● **TASK DETAILS**: Count how many lines of the data below contain the string "than"; the reply should be that number alone.

● **EXTRACTED ENTRIES**:
Start

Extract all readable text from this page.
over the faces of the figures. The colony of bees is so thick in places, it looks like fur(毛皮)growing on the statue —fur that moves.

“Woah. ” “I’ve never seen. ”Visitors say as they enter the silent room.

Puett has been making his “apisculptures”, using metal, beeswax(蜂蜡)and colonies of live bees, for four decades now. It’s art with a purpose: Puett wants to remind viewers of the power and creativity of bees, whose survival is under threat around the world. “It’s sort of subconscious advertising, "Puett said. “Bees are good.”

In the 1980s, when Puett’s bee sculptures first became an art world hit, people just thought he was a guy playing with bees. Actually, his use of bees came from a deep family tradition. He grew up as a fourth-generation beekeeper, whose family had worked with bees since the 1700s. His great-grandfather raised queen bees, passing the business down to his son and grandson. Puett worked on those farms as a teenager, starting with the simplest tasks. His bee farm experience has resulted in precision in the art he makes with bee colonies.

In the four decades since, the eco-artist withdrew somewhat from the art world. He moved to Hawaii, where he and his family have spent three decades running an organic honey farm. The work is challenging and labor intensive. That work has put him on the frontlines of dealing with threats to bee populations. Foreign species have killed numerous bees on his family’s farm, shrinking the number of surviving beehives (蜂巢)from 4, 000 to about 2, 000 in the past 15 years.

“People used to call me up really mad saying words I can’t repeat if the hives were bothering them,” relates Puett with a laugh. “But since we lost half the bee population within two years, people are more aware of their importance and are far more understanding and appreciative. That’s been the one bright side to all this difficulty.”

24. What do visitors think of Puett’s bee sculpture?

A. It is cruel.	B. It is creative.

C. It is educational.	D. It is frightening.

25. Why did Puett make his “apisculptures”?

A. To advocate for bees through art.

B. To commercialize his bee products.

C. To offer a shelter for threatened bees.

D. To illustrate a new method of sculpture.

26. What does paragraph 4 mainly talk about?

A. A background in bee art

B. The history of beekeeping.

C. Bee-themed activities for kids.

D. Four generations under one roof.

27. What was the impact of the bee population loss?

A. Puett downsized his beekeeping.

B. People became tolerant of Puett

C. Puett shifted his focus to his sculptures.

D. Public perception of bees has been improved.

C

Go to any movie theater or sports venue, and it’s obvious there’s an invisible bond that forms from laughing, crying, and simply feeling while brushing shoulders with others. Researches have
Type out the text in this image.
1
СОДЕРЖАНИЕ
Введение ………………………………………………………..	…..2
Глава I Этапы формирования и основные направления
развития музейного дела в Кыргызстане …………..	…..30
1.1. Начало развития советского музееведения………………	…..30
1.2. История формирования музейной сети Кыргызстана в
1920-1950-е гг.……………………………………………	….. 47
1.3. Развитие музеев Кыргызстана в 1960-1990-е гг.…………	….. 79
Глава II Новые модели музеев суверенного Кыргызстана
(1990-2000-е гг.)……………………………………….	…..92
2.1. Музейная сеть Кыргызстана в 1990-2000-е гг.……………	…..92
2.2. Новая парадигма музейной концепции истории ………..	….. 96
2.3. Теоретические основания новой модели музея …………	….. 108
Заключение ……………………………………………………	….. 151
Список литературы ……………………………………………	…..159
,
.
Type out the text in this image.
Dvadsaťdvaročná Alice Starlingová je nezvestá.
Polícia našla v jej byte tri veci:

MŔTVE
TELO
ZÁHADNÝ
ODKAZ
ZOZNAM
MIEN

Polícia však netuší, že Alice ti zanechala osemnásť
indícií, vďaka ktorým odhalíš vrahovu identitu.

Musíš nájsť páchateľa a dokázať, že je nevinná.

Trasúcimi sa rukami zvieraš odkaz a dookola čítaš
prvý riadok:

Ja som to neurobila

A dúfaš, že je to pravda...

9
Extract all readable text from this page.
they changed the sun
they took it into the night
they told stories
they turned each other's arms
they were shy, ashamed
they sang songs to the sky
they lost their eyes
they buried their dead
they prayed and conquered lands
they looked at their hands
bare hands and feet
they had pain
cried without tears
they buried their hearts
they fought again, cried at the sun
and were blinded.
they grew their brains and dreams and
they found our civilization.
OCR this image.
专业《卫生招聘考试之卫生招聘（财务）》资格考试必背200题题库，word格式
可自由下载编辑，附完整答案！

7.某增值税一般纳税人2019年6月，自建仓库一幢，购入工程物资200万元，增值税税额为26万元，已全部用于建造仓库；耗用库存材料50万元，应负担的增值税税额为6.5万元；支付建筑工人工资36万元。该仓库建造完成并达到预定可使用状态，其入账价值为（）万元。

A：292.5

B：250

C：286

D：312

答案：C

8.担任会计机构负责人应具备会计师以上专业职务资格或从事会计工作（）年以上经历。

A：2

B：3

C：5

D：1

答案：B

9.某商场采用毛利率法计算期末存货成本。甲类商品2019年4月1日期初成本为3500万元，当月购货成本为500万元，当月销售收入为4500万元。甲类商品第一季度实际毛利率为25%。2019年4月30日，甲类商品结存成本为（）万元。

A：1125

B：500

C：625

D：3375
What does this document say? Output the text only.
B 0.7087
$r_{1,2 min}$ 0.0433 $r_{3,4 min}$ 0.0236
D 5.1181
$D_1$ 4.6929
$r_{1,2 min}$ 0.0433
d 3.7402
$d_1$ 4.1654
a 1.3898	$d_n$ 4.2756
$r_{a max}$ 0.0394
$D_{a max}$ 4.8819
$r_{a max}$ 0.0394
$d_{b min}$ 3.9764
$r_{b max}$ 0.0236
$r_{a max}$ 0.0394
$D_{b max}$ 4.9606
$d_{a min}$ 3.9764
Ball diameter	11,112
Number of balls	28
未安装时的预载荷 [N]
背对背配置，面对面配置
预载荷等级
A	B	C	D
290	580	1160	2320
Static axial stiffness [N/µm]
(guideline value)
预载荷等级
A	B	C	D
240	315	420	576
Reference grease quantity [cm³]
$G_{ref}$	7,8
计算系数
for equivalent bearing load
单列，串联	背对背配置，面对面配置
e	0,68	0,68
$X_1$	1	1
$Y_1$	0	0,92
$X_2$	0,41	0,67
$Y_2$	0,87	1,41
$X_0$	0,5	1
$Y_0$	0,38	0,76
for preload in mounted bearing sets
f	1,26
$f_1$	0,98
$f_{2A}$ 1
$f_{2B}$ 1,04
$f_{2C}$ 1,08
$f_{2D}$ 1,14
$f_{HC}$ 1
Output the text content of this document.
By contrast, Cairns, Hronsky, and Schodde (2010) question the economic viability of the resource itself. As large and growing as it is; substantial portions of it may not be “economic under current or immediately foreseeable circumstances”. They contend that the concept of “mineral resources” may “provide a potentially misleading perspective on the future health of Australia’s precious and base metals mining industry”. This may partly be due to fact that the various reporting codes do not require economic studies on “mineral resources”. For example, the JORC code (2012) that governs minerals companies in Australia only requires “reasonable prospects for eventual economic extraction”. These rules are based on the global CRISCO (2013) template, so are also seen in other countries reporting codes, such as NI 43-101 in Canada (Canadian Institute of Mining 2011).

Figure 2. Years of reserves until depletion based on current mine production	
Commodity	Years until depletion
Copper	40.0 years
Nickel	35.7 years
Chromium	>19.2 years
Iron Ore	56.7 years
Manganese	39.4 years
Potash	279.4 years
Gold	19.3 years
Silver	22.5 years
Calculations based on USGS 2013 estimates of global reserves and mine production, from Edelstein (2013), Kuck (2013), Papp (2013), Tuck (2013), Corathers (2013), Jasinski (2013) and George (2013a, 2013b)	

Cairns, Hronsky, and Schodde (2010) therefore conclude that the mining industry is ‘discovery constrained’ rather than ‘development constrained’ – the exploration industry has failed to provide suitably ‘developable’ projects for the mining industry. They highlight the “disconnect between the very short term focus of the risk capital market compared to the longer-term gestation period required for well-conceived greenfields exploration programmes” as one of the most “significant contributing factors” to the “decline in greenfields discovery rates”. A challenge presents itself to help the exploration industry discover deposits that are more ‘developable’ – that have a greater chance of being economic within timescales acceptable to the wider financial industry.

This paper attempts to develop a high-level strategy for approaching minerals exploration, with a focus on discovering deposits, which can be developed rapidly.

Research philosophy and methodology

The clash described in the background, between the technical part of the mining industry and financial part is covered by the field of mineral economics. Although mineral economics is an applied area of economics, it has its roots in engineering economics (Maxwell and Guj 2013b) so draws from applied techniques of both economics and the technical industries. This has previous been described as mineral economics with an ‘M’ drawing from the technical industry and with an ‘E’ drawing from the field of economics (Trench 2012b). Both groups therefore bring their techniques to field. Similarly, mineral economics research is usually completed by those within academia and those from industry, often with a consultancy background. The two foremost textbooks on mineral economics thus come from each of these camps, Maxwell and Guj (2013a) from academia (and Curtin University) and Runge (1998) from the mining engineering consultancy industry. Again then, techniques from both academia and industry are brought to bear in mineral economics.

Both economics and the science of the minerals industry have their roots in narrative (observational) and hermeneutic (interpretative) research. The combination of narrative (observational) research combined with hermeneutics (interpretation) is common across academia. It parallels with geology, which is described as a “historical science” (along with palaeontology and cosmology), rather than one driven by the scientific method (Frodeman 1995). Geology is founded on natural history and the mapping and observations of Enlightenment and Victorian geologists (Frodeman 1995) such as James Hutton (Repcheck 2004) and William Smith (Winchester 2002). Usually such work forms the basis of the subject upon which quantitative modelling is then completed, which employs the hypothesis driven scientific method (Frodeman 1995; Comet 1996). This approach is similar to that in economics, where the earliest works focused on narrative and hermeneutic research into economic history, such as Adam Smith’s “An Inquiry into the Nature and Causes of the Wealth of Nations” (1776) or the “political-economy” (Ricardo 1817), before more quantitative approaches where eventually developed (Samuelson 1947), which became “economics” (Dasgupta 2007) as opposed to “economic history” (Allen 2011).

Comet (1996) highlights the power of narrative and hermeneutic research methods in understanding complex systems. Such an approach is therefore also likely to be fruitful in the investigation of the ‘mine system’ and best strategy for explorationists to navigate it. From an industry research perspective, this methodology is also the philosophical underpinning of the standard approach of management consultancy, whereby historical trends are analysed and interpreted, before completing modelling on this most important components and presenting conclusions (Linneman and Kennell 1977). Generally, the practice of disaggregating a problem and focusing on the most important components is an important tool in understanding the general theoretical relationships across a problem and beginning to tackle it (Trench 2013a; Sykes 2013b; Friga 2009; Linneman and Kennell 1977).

End

● **RIGHT ANSWER**: 2